## WHAT YOU NEED TO DO
Leaving out every picture, quote the data below exactly as it appears.

## PROVIDED INFORMATION
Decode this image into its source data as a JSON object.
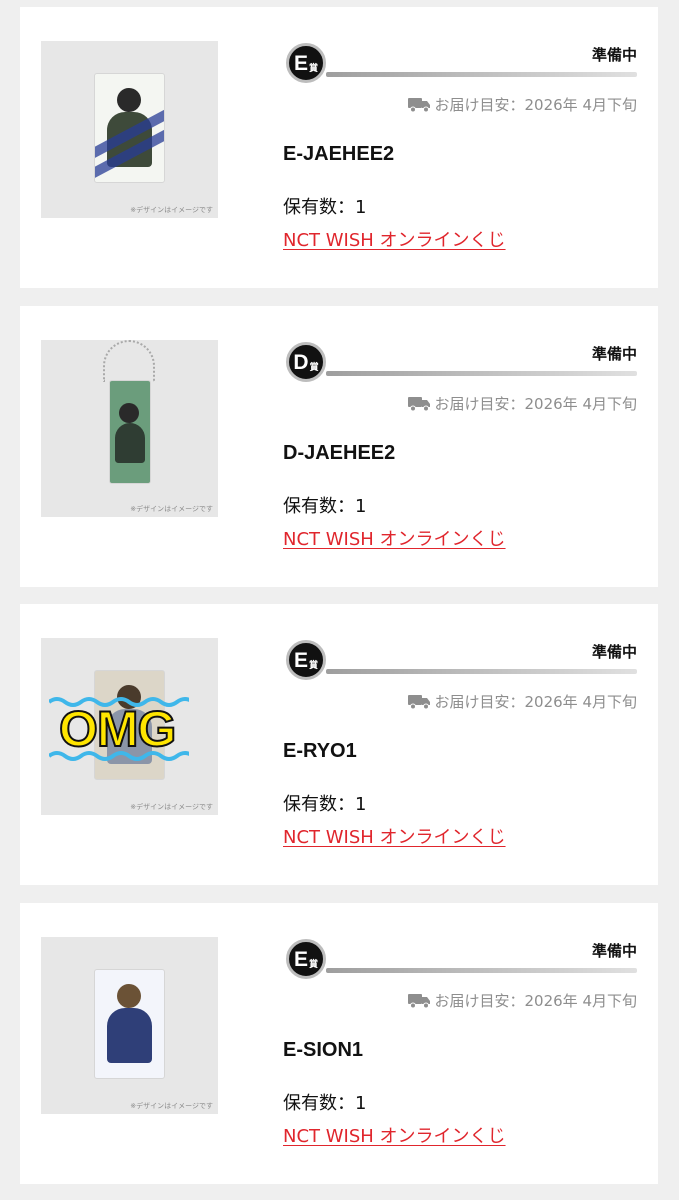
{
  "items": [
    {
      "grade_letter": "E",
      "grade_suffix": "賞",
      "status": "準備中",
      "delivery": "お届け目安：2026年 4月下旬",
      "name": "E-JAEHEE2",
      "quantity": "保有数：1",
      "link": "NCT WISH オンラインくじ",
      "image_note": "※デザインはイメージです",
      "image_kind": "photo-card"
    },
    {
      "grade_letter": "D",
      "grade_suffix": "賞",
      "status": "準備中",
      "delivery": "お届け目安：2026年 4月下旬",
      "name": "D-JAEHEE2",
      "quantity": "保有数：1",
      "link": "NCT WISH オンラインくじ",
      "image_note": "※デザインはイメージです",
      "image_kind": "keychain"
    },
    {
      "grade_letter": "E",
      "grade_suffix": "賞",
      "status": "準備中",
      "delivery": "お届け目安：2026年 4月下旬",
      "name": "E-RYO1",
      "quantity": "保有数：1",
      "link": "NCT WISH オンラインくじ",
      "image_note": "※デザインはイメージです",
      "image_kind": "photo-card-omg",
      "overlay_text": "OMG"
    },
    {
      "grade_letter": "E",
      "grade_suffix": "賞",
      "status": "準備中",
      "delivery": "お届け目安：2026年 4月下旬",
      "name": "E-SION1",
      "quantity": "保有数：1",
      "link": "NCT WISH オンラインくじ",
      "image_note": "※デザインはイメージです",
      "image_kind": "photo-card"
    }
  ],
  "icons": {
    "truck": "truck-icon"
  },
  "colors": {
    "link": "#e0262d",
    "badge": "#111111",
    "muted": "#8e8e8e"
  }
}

## WRITTEN ANSWER
Decode this image into its source data as a JSON object.
{
  "items": [
    {
      "grade_letter": "E",
      "grade_suffix": "賞",
      "status": "準備中",
      "delivery": "お届け目安：2026年 4月下旬",
      "name": "E-JAEHEE2",
      "quantity": "保有数：1",
      "link": "NCT WISH オンラインくじ",
      "image_note": "※デザインはイメージです",
      "image_kind": "photo-card"
    },
    {
      "grade_letter": "D",
      "grade_suffix": "賞",
      "status": "準備中",
      "delivery": "お届け目安：2026年 4月下旬",
      "name": "D-JAEHEE2",
      "quantity": "保有数：1",
      "link": "NCT WISH オンラインくじ",
      "image_note": "※デザインはイメージです",
      "image_kind": "keychain"
    },
    {
      "grade_letter": "E",
      "grade_suffix": "賞",
      "status": "準備中",
      "delivery": "お届け目安：2026年 4月下旬",
      "name": "E-RYO1",
      "quantity": "保有数：1",
      "link": "NCT WISH オンラインくじ",
      "image_note": "※デザインはイメージです",
      "image_kind": "photo-card-omg",
      "overlay_text": "OMG"
    },
    {
      "grade_letter": "E",
      "grade_suffix": "賞",
      "status": "準備中",
      "delivery": "お届け目安：2026年 4月下旬",
      "name": "E-SION1",
      "quantity": "保有数：1",
      "link": "NCT WISH オンラインくじ",
      "image_note": "※デザインはイメージです",
      "image_kind": "photo-card"
    }
  ],
  "icons": {
    "truck": "truck-icon"
  },
  "colors": {
    "link": "#e0262d",
    "badge": "#111111",
    "muted": "#8e8e8e"
  }
}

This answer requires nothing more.